(Entries from a dataset)
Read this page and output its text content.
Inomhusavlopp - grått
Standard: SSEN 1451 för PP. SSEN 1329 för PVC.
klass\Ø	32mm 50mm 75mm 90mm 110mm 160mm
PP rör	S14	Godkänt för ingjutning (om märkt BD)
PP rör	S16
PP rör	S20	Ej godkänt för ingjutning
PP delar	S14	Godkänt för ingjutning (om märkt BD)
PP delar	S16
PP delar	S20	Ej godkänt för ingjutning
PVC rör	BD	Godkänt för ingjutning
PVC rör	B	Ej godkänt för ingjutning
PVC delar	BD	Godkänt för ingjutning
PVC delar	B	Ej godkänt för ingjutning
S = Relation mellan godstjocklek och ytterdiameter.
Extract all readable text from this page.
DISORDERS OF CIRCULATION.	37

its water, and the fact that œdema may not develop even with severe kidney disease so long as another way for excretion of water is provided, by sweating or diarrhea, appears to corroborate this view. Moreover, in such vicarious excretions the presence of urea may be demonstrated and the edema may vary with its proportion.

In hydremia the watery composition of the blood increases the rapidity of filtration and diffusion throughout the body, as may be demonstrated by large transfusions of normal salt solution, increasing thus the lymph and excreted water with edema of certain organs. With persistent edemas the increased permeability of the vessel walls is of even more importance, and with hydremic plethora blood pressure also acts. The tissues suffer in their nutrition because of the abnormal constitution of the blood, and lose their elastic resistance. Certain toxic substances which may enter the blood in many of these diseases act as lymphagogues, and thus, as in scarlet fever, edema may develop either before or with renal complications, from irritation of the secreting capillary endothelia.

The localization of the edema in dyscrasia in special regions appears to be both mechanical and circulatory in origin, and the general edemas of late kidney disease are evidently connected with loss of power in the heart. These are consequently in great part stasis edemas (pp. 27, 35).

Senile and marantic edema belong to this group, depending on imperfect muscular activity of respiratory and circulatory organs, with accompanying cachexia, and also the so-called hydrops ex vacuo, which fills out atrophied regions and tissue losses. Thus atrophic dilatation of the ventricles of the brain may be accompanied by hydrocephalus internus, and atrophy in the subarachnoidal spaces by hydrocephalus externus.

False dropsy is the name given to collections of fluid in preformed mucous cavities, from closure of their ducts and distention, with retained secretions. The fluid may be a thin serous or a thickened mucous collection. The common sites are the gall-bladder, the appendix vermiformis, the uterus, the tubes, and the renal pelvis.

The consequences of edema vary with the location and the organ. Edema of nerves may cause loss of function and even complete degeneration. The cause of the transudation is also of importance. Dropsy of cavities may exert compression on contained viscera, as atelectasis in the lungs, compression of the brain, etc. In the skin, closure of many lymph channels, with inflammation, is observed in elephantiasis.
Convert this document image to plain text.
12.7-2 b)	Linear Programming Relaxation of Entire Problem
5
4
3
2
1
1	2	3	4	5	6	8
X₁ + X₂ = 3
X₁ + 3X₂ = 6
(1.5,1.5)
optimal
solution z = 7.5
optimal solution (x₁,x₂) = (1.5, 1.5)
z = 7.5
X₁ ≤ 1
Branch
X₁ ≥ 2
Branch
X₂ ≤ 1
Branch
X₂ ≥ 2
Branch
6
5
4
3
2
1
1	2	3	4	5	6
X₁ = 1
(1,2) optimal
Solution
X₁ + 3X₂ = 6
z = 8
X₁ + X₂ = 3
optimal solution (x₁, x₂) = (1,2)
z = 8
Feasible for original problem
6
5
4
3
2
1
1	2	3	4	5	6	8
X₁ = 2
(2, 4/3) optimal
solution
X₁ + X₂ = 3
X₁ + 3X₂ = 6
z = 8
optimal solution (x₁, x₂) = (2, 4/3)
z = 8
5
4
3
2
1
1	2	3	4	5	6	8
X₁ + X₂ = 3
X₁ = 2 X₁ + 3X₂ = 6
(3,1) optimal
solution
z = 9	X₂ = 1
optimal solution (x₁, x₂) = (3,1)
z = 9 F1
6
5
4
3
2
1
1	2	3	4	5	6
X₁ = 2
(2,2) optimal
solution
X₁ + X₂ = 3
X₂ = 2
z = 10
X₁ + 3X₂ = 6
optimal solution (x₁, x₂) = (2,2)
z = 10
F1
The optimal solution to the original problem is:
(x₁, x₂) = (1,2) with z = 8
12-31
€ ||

Set problem: Take the material above and return all of it exactly.

Final answer:
Read this page and output its text content.
Inomhusavlopp - grått
Standard: SSEN 1451 för PP. SSEN 1329 för PVC.
klass\Ø	32mm 50mm 75mm 90mm 110mm 160mm
PP rör	S14	Godkänt för ingjutning (om märkt BD)
PP rör	S16
PP rör	S20	Ej godkänt för ingjutning
PP delar	S14	Godkänt för ingjutning (om märkt BD)
PP delar	S16
PP delar	S20	Ej godkänt för ingjutning
PVC rör	BD	Godkänt för ingjutning
PVC rör	B	Ej godkänt för ingjutning
PVC delar	BD	Godkänt för ingjutning
PVC delar	B	Ej godkänt för ingjutning
S = Relation mellan godstjocklek och ytterdiameter.
Extract all readable text from this page.
DISORDERS OF CIRCULATION.	37

its water, and the fact that œdema may not develop even with severe kidney disease so long as another way for excretion of water is provided, by sweating or diarrhea, appears to corroborate this view. Moreover, in such vicarious excretions the presence of urea may be demonstrated and the edema may vary with its proportion.

In hydremia the watery composition of the blood increases the rapidity of filtration and diffusion throughout the body, as may be demonstrated by large transfusions of normal salt solution, increasing thus the lymph and excreted water with edema of certain organs. With persistent edemas the increased permeability of the vessel walls is of even more importance, and with hydremic plethora blood pressure also acts. The tissues suffer in their nutrition because of the abnormal constitution of the blood, and lose their elastic resistance. Certain toxic substances which may enter the blood in many of these diseases act as lymphagogues, and thus, as in scarlet fever, edema may develop either before or with renal complications, from irritation of the secreting capillary endothelia.

The localization of the edema in dyscrasia in special regions appears to be both mechanical and circulatory in origin, and the general edemas of late kidney disease are evidently connected with loss of power in the heart. These are consequently in great part stasis edemas (pp. 27, 35).

Senile and marantic edema belong to this group, depending on imperfect muscular activity of respiratory and circulatory organs, with accompanying cachexia, and also the so-called hydrops ex vacuo, which fills out atrophied regions and tissue losses. Thus atrophic dilatation of the ventricles of the brain may be accompanied by hydrocephalus internus, and atrophy in the subarachnoidal spaces by hydrocephalus externus.

False dropsy is the name given to collections of fluid in preformed mucous cavities, from closure of their ducts and distention, with retained secretions. The fluid may be a thin serous or a thickened mucous collection. The common sites are the gall-bladder, the appendix vermiformis, the uterus, the tubes, and the renal pelvis.

The consequences of edema vary with the location and the organ. Edema of nerves may cause loss of function and even complete degeneration. The cause of the transudation is also of importance. Dropsy of cavities may exert compression on contained viscera, as atelectasis in the lungs, compression of the brain, etc. In the skin, closure of many lymph channels, with inflammation, is observed in elephantiasis.
Convert this document image to plain text.
12.7-2 b)	Linear Programming Relaxation of Entire Problem
5
4
3
2
1
1	2	3	4	5	6	8
X₁ + X₂ = 3
X₁ + 3X₂ = 6
(1.5,1.5)
optimal
solution z = 7.5
optimal solution (x₁,x₂) = (1.5, 1.5)
z = 7.5
X₁ ≤ 1
Branch
X₁ ≥ 2
Branch
X₂ ≤ 1
Branch
X₂ ≥ 2
Branch
6
5
4
3
2
1
1	2	3	4	5	6
X₁ = 1
(1,2) optimal
Solution
X₁ + 3X₂ = 6
z = 8
X₁ + X₂ = 3
optimal solution (x₁, x₂) = (1,2)
z = 8
Feasible for original problem
6
5
4
3
2
1
1	2	3	4	5	6	8
X₁ = 2
(2, 4/3) optimal
solution
X₁ + X₂ = 3
X₁ + 3X₂ = 6
z = 8
optimal solution (x₁, x₂) = (2, 4/3)
z = 8
5
4
3
2
1
1	2	3	4	5	6	8
X₁ + X₂ = 3
X₁ = 2 X₁ + 3X₂ = 6
(3,1) optimal
solution
z = 9	X₂ = 1
optimal solution (x₁, x₂) = (3,1)
z = 9 F1
6
5
4
3
2
1
1	2	3	4	5	6
X₁ = 2
(2,2) optimal
solution
X₁ + X₂ = 3
X₂ = 2
z = 10
X₁ + 3X₂ = 6
optimal solution (x₁, x₂) = (2,2)
z = 10
F1
The optimal solution to the original problem is:
(x₁, x₂) = (1,2) with z = 8
12-31
€ ||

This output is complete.